* [AIM OF THE EXERCISE] Write out each record again exactly as it stands.
──────── PROVIDED RECORDS ────────
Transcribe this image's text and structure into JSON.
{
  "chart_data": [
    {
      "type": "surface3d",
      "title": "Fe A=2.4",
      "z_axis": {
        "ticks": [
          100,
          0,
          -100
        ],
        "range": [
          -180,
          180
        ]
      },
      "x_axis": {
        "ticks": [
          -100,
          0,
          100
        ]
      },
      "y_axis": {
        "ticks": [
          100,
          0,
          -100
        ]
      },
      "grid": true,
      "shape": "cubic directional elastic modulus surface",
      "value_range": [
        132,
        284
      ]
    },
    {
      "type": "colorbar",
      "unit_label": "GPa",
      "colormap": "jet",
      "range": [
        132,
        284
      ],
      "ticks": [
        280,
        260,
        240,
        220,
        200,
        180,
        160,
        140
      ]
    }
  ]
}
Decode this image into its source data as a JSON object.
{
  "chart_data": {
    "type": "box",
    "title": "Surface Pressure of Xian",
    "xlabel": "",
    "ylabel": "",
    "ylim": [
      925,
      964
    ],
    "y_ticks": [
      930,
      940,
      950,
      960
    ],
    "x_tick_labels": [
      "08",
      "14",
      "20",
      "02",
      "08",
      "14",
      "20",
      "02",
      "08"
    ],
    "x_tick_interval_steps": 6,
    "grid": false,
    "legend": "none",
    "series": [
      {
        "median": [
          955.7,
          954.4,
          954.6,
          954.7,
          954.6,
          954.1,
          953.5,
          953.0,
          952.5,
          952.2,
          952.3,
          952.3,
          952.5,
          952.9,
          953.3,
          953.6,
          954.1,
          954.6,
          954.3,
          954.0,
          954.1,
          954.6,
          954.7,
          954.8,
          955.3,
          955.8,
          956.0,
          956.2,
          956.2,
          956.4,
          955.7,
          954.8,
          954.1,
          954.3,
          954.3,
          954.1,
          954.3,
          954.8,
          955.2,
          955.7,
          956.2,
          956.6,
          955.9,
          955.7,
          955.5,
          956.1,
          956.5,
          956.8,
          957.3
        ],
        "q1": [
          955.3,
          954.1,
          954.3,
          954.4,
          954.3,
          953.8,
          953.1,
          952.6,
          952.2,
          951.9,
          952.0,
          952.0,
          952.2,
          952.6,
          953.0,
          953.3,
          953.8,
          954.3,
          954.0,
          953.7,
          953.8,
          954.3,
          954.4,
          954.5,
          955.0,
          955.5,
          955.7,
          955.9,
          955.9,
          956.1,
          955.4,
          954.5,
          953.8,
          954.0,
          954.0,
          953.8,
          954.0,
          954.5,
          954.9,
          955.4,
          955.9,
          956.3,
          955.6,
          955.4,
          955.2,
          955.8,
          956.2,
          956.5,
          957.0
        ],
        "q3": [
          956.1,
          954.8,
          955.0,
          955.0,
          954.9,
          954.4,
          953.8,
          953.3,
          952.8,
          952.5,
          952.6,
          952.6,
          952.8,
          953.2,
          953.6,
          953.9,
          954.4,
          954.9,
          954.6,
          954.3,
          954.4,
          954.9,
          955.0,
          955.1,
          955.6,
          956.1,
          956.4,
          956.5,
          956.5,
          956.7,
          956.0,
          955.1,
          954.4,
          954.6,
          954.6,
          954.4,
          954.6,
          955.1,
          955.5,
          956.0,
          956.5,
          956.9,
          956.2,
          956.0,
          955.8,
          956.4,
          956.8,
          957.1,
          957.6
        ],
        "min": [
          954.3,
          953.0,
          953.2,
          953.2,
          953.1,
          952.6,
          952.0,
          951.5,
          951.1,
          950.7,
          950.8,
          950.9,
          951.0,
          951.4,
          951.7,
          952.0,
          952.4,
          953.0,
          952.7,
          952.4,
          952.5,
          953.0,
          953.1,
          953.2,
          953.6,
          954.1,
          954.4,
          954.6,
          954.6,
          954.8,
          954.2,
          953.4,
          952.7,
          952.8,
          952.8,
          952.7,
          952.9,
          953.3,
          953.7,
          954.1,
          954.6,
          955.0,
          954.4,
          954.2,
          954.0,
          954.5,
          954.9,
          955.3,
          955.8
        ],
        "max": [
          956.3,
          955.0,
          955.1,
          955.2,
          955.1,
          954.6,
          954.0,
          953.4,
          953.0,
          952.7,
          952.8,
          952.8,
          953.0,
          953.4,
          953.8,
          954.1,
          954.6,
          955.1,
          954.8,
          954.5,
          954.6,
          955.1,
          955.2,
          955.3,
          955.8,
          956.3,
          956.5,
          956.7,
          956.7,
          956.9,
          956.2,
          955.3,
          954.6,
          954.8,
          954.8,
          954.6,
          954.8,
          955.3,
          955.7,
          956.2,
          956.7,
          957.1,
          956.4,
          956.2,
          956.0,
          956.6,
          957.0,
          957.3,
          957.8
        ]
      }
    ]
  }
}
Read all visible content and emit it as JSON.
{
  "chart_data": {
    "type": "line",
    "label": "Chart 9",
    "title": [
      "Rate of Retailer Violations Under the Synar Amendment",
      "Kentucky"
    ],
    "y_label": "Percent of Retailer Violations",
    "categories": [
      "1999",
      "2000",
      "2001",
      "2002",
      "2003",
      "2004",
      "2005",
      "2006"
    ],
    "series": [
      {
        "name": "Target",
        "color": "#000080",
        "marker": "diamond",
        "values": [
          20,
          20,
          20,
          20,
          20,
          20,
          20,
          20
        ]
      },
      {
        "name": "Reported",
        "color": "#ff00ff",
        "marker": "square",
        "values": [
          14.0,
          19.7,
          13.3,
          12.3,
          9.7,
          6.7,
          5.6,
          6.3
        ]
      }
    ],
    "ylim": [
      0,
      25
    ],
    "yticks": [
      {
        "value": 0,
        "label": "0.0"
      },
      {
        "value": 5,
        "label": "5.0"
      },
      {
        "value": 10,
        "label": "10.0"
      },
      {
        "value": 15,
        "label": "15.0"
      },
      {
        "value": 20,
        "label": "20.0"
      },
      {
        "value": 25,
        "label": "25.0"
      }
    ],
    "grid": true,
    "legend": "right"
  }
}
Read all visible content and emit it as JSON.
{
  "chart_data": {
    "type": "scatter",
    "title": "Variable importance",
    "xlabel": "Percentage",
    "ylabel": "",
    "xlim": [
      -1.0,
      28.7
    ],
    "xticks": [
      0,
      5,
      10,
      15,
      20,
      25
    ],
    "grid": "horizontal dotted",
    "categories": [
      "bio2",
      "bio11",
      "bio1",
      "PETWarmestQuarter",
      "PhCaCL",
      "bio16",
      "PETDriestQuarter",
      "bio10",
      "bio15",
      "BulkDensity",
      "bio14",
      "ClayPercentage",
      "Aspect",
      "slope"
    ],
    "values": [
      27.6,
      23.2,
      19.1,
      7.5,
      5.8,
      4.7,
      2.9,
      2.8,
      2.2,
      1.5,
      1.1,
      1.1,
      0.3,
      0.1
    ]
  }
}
────────
* [EXERCISE RESULT]
Transcribe this image's text and structure into JSON.
{
  "chart_data": [
    {
      "type": "surface3d",
      "title": "Fe A=2.4",
      "z_axis": {
        "ticks": [
          100,
          0,
          -100
        ],
        "range": [
          -180,
          180
        ]
      },
      "x_axis": {
        "ticks": [
          -100,
          0,
          100
        ]
      },
      "y_axis": {
        "ticks": [
          100,
          0,
          -100
        ]
      },
      "grid": true,
      "shape": "cubic directional elastic modulus surface",
      "value_range": [
        132,
        284
      ]
    },
    {
      "type": "colorbar",
      "unit_label": "GPa",
      "colormap": "jet",
      "range": [
        132,
        284
      ],
      "ticks": [
        280,
        260,
        240,
        220,
        200,
        180,
        160,
        140
      ]
    }
  ]
}
Decode this image into its source data as a JSON object.
{
  "chart_data": {
    "type": "box",
    "title": "Surface Pressure of Xian",
    "xlabel": "",
    "ylabel": "",
    "ylim": [
      925,
      964
    ],
    "y_ticks": [
      930,
      940,
      950,
      960
    ],
    "x_tick_labels": [
      "08",
      "14",
      "20",
      "02",
      "08",
      "14",
      "20",
      "02",
      "08"
    ],
    "x_tick_interval_steps": 6,
    "grid": false,
    "legend": "none",
    "series": [
      {
        "median": [
          955.7,
          954.4,
          954.6,
          954.7,
          954.6,
          954.1,
          953.5,
          953.0,
          952.5,
          952.2,
          952.3,
          952.3,
          952.5,
          952.9,
          953.3,
          953.6,
          954.1,
          954.6,
          954.3,
          954.0,
          954.1,
          954.6,
          954.7,
          954.8,
          955.3,
          955.8,
          956.0,
          956.2,
          956.2,
          956.4,
          955.7,
          954.8,
          954.1,
          954.3,
          954.3,
          954.1,
          954.3,
          954.8,
          955.2,
          955.7,
          956.2,
          956.6,
          955.9,
          955.7,
          955.5,
          956.1,
          956.5,
          956.8,
          957.3
        ],
        "q1": [
          955.3,
          954.1,
          954.3,
          954.4,
          954.3,
          953.8,
          953.1,
          952.6,
          952.2,
          951.9,
          952.0,
          952.0,
          952.2,
          952.6,
          953.0,
          953.3,
          953.8,
          954.3,
          954.0,
          953.7,
          953.8,
          954.3,
          954.4,
          954.5,
          955.0,
          955.5,
          955.7,
          955.9,
          955.9,
          956.1,
          955.4,
          954.5,
          953.8,
          954.0,
          954.0,
          953.8,
          954.0,
          954.5,
          954.9,
          955.4,
          955.9,
          956.3,
          955.6,
          955.4,
          955.2,
          955.8,
          956.2,
          956.5,
          957.0
        ],
        "q3": [
          956.1,
          954.8,
          955.0,
          955.0,
          954.9,
          954.4,
          953.8,
          953.3,
          952.8,
          952.5,
          952.6,
          952.6,
          952.8,
          953.2,
          953.6,
          953.9,
          954.4,
          954.9,
          954.6,
          954.3,
          954.4,
          954.9,
          955.0,
          955.1,
          955.6,
          956.1,
          956.4,
          956.5,
          956.5,
          956.7,
          956.0,
          955.1,
          954.4,
          954.6,
          954.6,
          954.4,
          954.6,
          955.1,
          955.5,
          956.0,
          956.5,
          956.9,
          956.2,
          956.0,
          955.8,
          956.4,
          956.8,
          957.1,
          957.6
        ],
        "min": [
          954.3,
          953.0,
          953.2,
          953.2,
          953.1,
          952.6,
          952.0,
          951.5,
          951.1,
          950.7,
          950.8,
          950.9,
          951.0,
          951.4,
          951.7,
          952.0,
          952.4,
          953.0,
          952.7,
          952.4,
          952.5,
          953.0,
          953.1,
          953.2,
          953.6,
          954.1,
          954.4,
          954.6,
          954.6,
          954.8,
          954.2,
          953.4,
          952.7,
          952.8,
          952.8,
          952.7,
          952.9,
          953.3,
          953.7,
          954.1,
          954.6,
          955.0,
          954.4,
          954.2,
          954.0,
          954.5,
          954.9,
          955.3,
          955.8
        ],
        "max": [
          956.3,
          955.0,
          955.1,
          955.2,
          955.1,
          954.6,
          954.0,
          953.4,
          953.0,
          952.7,
          952.8,
          952.8,
          953.0,
          953.4,
          953.8,
          954.1,
          954.6,
          955.1,
          954.8,
          954.5,
          954.6,
          955.1,
          955.2,
          955.3,
          955.8,
          956.3,
          956.5,
          956.7,
          956.7,
          956.9,
          956.2,
          955.3,
          954.6,
          954.8,
          954.8,
          954.6,
          954.8,
          955.3,
          955.7,
          956.2,
          956.7,
          957.1,
          956.4,
          956.2,
          956.0,
          956.6,
          957.0,
          957.3,
          957.8
        ]
      }
    ]
  }
}
Read all visible content and emit it as JSON.
{
  "chart_data": {
    "type": "line",
    "label": "Chart 9",
    "title": [
      "Rate of Retailer Violations Under the Synar Amendment",
      "Kentucky"
    ],
    "y_label": "Percent of Retailer Violations",
    "categories": [
      "1999",
      "2000",
      "2001",
      "2002",
      "2003",
      "2004",
      "2005",
      "2006"
    ],
    "series": [
      {
        "name": "Target",
        "color": "#000080",
        "marker": "diamond",
        "values": [
          20,
          20,
          20,
          20,
          20,
          20,
          20,
          20
        ]
      },
      {
        "name": "Reported",
        "color": "#ff00ff",
        "marker": "square",
        "values": [
          14.0,
          19.7,
          13.3,
          12.3,
          9.7,
          6.7,
          5.6,
          6.3
        ]
      }
    ],
    "ylim": [
      0,
      25
    ],
    "yticks": [
      {
        "value": 0,
        "label": "0.0"
      },
      {
        "value": 5,
        "label": "5.0"
      },
      {
        "value": 10,
        "label": "10.0"
      },
      {
        "value": 15,
        "label": "15.0"
      },
      {
        "value": 20,
        "label": "20.0"
      },
      {
        "value": 25,
        "label": "25.0"
      }
    ],
    "grid": true,
    "legend": "right"
  }
}
Read all visible content and emit it as JSON.
{
  "chart_data": {
    "type": "scatter",
    "title": "Variable importance",
    "xlabel": "Percentage",
    "ylabel": "",
    "xlim": [
      -1.0,
      28.7
    ],
    "xticks": [
      0,
      5,
      10,
      15,
      20,
      25
    ],
    "grid": "horizontal dotted",
    "categories": [
      "bio2",
      "bio11",
      "bio1",
      "PETWarmestQuarter",
      "PhCaCL",
      "bio16",
      "PETDriestQuarter",
      "bio10",
      "bio15",
      "BulkDensity",
      "bio14",
      "ClayPercentage",
      "Aspect",
      "slope"
    ],
    "values": [
      27.6,
      23.2,
      19.1,
      7.5,
      5.8,
      4.7,
      2.9,
      2.8,
      2.2,
      1.5,
      1.1,
      1.1,
      0.3,
      0.1
    ]
  }
}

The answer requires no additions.